■ ENTRIES
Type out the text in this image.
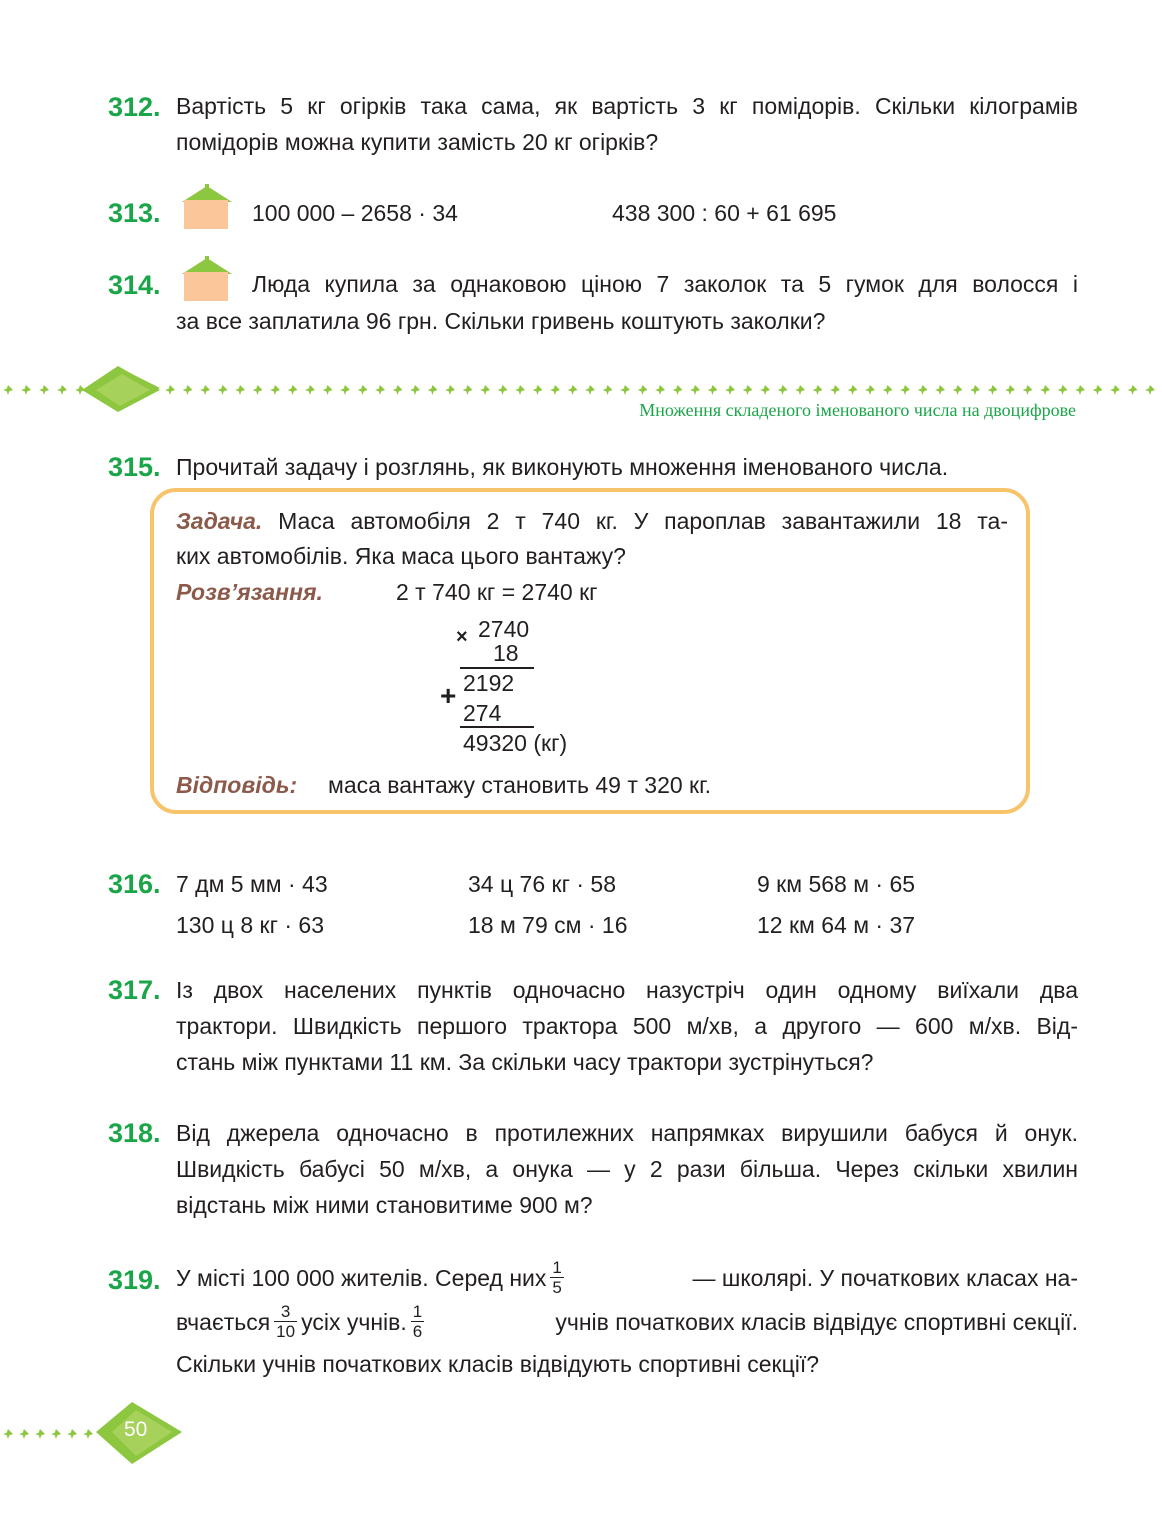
312. Вартість 5 кг огірків така сама, як вартість 3 кг помідорів. Скільки кілограмів
помідорів можна купити замість 20 кг огірків?
313.	100 000 – 2658 · 34	438 300 : 60 + 61 695
314.	Люда купила за однаковою ціною 7 заколок та 5 гумок для волосся і
за все заплатила 96 грн. Скільки гривень коштують заколки?
Множення складеного іменованого числа на двоцифрове
315. Прочитай задачу і розглянь, як виконують множення іменованого числа.
Задача. Маса автомобіля 2 т 740 кг. У пароплав завантажили 18 та-
ких автомобілів. Яка маса цього вантажу?
Розв’язання.	2 т 740 кг = 2740 кг
× 2740
18
+ 2192
274
49320 (кг)
Відповідь: маса вантажу становить 49 т 320 кг.
316. 7 дм 5 мм · 43	34 ц 76 кг · 58	9 км 568 м · 65
130 ц 8 кг · 63	18 м 79 см · 16	12 км 64 м · 37
317. Із двох населених пунктів одночасно назустріч один одному виїхали два
трактори. Швидкість першого трактора 500 м/хв, а другого — 600 м/хв. Від-
стань між пунктами 11 км. За скільки часу трактори зустрінуться?
318. Від джерела одночасно в протилежних напрямках вирушили бабуся й онук.
Швидкість бабусі 50 м/хв, а онука — у 2 рази більша. Через скільки хвилин
відстань між ними становитиме 900 м?
319. У місті 100 000 жителів. Серед них $\frac{1}{5}$	— школярі. У початкових класах на-
вчається $\frac{3}{10}$ усіх учнів. $\frac{1}{6}$	учнів початкових класів відвідує спортивні секції.
Скільки учнів початкових класів відвідують спортивні секції?
50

■ THE PROBLEM
Extract all lines of the records above that include "одночасно".

■ ANSWER FOR THE TASK
317. Із двох населених пунктів одночасно назустріч один одному виїхали два
318. Від джерела одночасно в протилежних напрямках вирушили бабуся й онук.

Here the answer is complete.